**DATASET EXCERPTS**
· · · ·
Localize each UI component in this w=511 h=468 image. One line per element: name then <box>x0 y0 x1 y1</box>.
· · · ·
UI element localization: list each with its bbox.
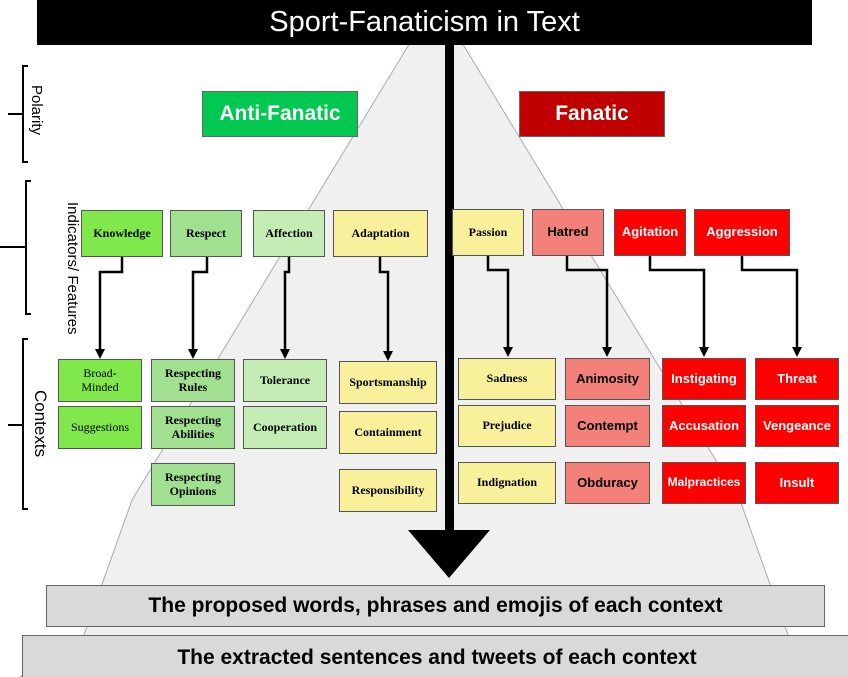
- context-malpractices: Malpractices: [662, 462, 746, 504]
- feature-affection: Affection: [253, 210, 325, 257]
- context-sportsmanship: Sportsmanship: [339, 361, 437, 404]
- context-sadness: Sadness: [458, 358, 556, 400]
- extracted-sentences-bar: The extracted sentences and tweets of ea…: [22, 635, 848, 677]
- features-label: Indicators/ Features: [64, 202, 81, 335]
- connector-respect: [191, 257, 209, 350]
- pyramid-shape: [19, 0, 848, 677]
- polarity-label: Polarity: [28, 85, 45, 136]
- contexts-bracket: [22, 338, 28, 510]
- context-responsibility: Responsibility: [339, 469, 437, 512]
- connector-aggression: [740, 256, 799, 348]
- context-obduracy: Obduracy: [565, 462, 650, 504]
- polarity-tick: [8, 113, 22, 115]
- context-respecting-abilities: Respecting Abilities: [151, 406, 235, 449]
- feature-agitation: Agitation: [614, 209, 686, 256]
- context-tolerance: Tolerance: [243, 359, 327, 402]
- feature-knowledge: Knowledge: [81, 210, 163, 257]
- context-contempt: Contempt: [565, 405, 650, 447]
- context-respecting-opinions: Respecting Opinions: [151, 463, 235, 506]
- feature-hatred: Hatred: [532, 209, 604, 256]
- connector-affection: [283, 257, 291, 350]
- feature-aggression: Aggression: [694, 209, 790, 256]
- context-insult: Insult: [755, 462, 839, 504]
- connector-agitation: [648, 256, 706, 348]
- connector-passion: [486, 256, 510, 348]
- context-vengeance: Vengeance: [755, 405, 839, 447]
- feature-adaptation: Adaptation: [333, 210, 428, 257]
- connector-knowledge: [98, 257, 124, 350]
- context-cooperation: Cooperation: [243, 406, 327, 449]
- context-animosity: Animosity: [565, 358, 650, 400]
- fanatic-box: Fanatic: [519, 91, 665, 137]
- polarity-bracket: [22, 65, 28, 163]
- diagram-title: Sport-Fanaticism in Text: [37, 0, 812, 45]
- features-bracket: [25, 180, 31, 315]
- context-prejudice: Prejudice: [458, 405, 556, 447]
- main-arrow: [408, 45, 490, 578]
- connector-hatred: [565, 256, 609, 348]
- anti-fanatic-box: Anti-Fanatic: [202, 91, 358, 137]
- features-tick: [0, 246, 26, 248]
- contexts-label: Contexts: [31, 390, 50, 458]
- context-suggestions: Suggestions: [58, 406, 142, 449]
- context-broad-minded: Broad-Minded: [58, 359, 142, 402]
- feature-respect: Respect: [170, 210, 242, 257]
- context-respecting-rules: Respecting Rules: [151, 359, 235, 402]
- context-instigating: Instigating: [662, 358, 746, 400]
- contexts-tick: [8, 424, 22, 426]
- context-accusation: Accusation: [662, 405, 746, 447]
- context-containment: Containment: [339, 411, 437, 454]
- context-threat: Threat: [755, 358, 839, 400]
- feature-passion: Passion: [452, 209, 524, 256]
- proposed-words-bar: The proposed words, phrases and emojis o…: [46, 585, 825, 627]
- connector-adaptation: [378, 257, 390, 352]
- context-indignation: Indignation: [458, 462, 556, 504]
· · · ·
**TASK TO CARRY OUT**
From the records above, extract the lines from the one containing "UI element localization: list" through the one containing "- connector-respect: [191, 257, 209, 350]", both included, and copy them character for character. Omit the pictures from your answer.

**SOLUTION TO THIS EXERCISE**
UI element localization: list each with its bbox.
- context-malpractices: Malpractices: [662, 462, 746, 504]
- feature-affection: Affection: [253, 210, 325, 257]
- context-sportsmanship: Sportsmanship: [339, 361, 437, 404]
- context-sadness: Sadness: [458, 358, 556, 400]
- extracted-sentences-bar: The extracted sentences and tweets of ea…: [22, 635, 848, 677]
- features-label: Indicators/ Features: [64, 202, 81, 335]
- connector-respect: [191, 257, 209, 350]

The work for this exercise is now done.